SET PROBLEM
Write out the entries verbatim and leave the images out of the copy.

═══ SOURCE RECORDS ═══

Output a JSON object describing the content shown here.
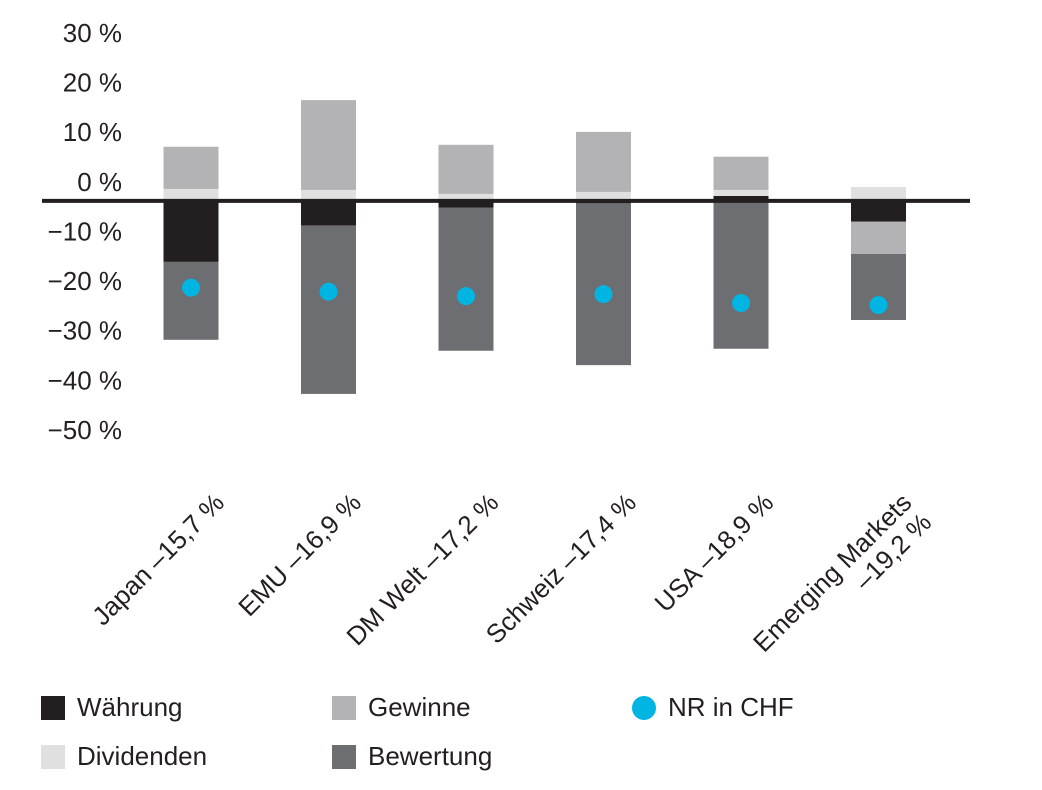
{
  "chart_data": {
    "type": "stacked_bar",
    "categories": [
      "Japan –15,7 %",
      "EMU –16,9 %",
      "DM Welt –17,2 %",
      "Schweiz –17,4 %",
      "USA –18,9 %",
      "Emerging Markets\n–19,2 %"
    ],
    "series": [
      {
        "name": "Währung",
        "color": "#231f20",
        "values": [
          -12.3,
          -5.0,
          -1.4,
          -0.5,
          1.0,
          -4.2
        ]
      },
      {
        "name": "Dividenden",
        "color": "#e0e0e0",
        "values": [
          2.4,
          2.2,
          1.4,
          1.8,
          1.2,
          2.8
        ]
      },
      {
        "name": "Gewinne",
        "color": "#b3b3b5",
        "values": [
          8.5,
          18.1,
          9.9,
          12.1,
          6.7,
          -6.5
        ]
      },
      {
        "name": "Bewertung",
        "color": "#6d6e71",
        "values": [
          -15.7,
          -33.9,
          -28.8,
          -32.6,
          -29.8,
          -13.3
        ]
      },
      {
        "name": "NR in CHF",
        "color": "#00b5e2",
        "type": "scatter",
        "values": [
          -17.5,
          -18.3,
          -19.2,
          -18.8,
          -20.6,
          -21.0
        ]
      }
    ],
    "ylim": [
      -50,
      30
    ],
    "yticks": [
      {
        "value": 30,
        "label": "30 %"
      },
      {
        "value": 20,
        "label": "20 %"
      },
      {
        "value": 10,
        "label": "10 %"
      },
      {
        "value": 0,
        "label": "0 %"
      },
      {
        "value": -10,
        "label": "−10 %"
      },
      {
        "value": -20,
        "label": "−20 %"
      },
      {
        "value": -30,
        "label": "−30 %"
      },
      {
        "value": -40,
        "label": "−40 %"
      },
      {
        "value": -50,
        "label": "−50 %"
      }
    ],
    "legend": "bottom"
  }
}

═══

THE RESULT
Output a JSON object describing the content shown here.
{
  "chart_data": {
    "type": "stacked_bar",
    "categories": [
      "Japan –15,7 %",
      "EMU –16,9 %",
      "DM Welt –17,2 %",
      "Schweiz –17,4 %",
      "USA –18,9 %",
      "Emerging Markets\n–19,2 %"
    ],
    "series": [
      {
        "name": "Währung",
        "color": "#231f20",
        "values": [
          -12.3,
          -5.0,
          -1.4,
          -0.5,
          1.0,
          -4.2
        ]
      },
      {
        "name": "Dividenden",
        "color": "#e0e0e0",
        "values": [
          2.4,
          2.2,
          1.4,
          1.8,
          1.2,
          2.8
        ]
      },
      {
        "name": "Gewinne",
        "color": "#b3b3b5",
        "values": [
          8.5,
          18.1,
          9.9,
          12.1,
          6.7,
          -6.5
        ]
      },
      {
        "name": "Bewertung",
        "color": "#6d6e71",
        "values": [
          -15.7,
          -33.9,
          -28.8,
          -32.6,
          -29.8,
          -13.3
        ]
      },
      {
        "name": "NR in CHF",
        "color": "#00b5e2",
        "type": "scatter",
        "values": [
          -17.5,
          -18.3,
          -19.2,
          -18.8,
          -20.6,
          -21.0
        ]
      }
    ],
    "ylim": [
      -50,
      30
    ],
    "yticks": [
      {
        "value": 30,
        "label": "30 %"
      },
      {
        "value": 20,
        "label": "20 %"
      },
      {
        "value": 10,
        "label": "10 %"
      },
      {
        "value": 0,
        "label": "0 %"
      },
      {
        "value": -10,
        "label": "−10 %"
      },
      {
        "value": -20,
        "label": "−20 %"
      },
      {
        "value": -30,
        "label": "−30 %"
      },
      {
        "value": -40,
        "label": "−40 %"
      },
      {
        "value": -50,
        "label": "−50 %"
      }
    ],
    "legend": "bottom"
  }
}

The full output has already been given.